* start Available data *

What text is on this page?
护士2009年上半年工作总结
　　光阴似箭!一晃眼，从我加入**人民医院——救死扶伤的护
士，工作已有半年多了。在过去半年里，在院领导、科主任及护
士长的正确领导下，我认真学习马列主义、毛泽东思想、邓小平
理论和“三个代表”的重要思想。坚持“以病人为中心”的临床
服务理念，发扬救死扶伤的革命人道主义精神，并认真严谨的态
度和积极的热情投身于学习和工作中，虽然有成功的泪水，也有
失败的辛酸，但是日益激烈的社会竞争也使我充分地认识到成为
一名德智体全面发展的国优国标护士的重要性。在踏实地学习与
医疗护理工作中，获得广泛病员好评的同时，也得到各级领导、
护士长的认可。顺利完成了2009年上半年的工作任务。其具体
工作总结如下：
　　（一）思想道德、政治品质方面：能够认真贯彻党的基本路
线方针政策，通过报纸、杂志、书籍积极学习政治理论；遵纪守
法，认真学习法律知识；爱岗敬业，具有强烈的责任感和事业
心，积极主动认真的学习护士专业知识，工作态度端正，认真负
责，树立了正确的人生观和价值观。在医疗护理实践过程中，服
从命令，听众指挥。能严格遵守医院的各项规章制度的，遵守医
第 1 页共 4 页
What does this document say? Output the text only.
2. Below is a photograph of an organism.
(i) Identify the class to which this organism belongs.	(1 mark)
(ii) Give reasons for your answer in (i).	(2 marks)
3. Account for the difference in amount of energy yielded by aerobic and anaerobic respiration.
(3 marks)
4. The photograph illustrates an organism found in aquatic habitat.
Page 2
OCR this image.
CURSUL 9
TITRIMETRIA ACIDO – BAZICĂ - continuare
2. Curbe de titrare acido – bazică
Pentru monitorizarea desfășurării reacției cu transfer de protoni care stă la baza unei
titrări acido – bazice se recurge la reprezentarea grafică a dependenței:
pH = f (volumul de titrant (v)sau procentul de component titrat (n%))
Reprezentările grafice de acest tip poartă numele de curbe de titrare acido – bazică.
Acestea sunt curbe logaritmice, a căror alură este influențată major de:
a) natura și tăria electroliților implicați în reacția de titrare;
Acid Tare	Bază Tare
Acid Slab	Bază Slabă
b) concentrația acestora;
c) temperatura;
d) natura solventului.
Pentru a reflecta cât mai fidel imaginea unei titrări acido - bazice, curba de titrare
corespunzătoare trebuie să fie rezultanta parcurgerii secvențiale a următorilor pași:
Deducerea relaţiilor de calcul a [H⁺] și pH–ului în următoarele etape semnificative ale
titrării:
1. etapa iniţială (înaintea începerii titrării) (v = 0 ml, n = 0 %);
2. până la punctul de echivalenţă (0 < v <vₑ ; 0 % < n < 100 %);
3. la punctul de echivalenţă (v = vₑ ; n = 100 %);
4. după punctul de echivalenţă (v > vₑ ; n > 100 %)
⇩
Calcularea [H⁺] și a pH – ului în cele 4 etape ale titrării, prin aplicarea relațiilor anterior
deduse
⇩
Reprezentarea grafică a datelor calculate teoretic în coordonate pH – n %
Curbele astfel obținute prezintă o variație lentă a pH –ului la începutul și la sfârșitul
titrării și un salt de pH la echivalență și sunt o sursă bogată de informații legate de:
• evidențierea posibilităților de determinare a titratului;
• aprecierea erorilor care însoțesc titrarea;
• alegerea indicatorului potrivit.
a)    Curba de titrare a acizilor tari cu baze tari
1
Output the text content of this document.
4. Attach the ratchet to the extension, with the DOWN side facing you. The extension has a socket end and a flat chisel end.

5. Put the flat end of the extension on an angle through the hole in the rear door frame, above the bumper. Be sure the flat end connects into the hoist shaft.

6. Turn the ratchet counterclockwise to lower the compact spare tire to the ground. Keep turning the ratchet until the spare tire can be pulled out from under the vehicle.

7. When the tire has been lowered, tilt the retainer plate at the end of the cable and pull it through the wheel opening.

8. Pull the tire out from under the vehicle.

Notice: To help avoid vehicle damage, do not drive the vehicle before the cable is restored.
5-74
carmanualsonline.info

* end Available data *

Exercise instructions: From the data above, show each line that contains "organism".

Exercise result:
2. Below is a photograph of an organism.
(i) Identify the class to which this organism belongs.	(1 mark)
4. The photograph illustrates an organism found in aquatic habitat.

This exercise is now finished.